(What you will do): Return every line of the data below that includes the string "дейле".

::::::

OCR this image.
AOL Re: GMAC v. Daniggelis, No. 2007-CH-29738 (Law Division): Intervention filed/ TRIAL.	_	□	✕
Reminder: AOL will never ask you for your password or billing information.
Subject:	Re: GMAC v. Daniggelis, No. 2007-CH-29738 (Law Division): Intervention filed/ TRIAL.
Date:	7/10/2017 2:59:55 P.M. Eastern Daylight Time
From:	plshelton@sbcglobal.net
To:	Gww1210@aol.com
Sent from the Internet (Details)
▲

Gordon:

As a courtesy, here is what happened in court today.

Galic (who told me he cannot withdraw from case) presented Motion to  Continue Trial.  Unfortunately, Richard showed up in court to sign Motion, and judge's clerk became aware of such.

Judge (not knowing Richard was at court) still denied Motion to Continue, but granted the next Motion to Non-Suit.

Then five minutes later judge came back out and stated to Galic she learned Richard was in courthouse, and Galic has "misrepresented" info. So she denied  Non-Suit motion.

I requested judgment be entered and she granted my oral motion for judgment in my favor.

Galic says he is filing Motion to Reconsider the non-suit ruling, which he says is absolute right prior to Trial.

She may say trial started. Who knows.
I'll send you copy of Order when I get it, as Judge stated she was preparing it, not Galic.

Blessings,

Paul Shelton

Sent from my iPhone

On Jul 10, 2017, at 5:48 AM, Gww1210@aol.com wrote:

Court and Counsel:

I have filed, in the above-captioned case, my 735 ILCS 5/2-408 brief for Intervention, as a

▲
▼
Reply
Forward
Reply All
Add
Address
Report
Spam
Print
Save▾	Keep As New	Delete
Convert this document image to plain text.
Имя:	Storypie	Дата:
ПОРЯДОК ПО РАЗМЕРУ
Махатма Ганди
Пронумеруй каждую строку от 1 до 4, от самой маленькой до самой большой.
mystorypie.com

::::::

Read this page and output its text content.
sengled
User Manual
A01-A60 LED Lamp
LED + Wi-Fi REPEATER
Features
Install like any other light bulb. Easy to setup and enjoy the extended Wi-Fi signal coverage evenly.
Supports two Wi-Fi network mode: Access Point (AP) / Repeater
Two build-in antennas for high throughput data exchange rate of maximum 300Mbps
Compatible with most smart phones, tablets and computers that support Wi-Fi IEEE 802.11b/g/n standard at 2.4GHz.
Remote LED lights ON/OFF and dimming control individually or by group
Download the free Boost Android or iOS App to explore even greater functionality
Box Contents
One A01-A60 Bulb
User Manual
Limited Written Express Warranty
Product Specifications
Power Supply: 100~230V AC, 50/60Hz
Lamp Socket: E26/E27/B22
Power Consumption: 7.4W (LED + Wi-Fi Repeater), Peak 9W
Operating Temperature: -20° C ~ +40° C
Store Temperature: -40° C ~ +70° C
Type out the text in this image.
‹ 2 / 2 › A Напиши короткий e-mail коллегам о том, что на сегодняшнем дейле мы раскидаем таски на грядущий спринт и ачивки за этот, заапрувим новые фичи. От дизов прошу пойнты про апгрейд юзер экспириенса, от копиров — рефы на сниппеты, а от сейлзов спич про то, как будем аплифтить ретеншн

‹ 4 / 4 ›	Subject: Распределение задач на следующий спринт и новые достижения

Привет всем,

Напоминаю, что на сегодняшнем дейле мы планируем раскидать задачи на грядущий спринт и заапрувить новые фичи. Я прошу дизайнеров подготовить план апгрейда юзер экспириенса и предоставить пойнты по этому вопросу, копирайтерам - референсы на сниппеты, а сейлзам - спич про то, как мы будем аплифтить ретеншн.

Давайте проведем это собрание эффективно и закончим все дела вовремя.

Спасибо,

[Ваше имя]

::::::

(Solution for this task):
‹ 2 / 2 › A Напиши короткий e-mail коллегам о том, что на сегодняшнем дейле мы раскидаем таски на грядущий спринт и ачивки за этот, заапрувим новые фичи. От дизов прошу пойнты про апгрейд юзер экспириенса, от копиров — рефы на сниппеты, а от сейлзов спич про то, как будем аплифтить ретеншн
Напоминаю, что на сегодняшнем дейле мы планируем раскидать задачи на грядущий спринт и заапрувить новые фичи. Я прошу дизайнеров подготовить план апгрейда юзер экспириенса и предоставить пойнты по этому вопросу, копирайтерам - референсы на сниппеты, а сейлзам - спич про то, как мы будем аплифтить ретеншн.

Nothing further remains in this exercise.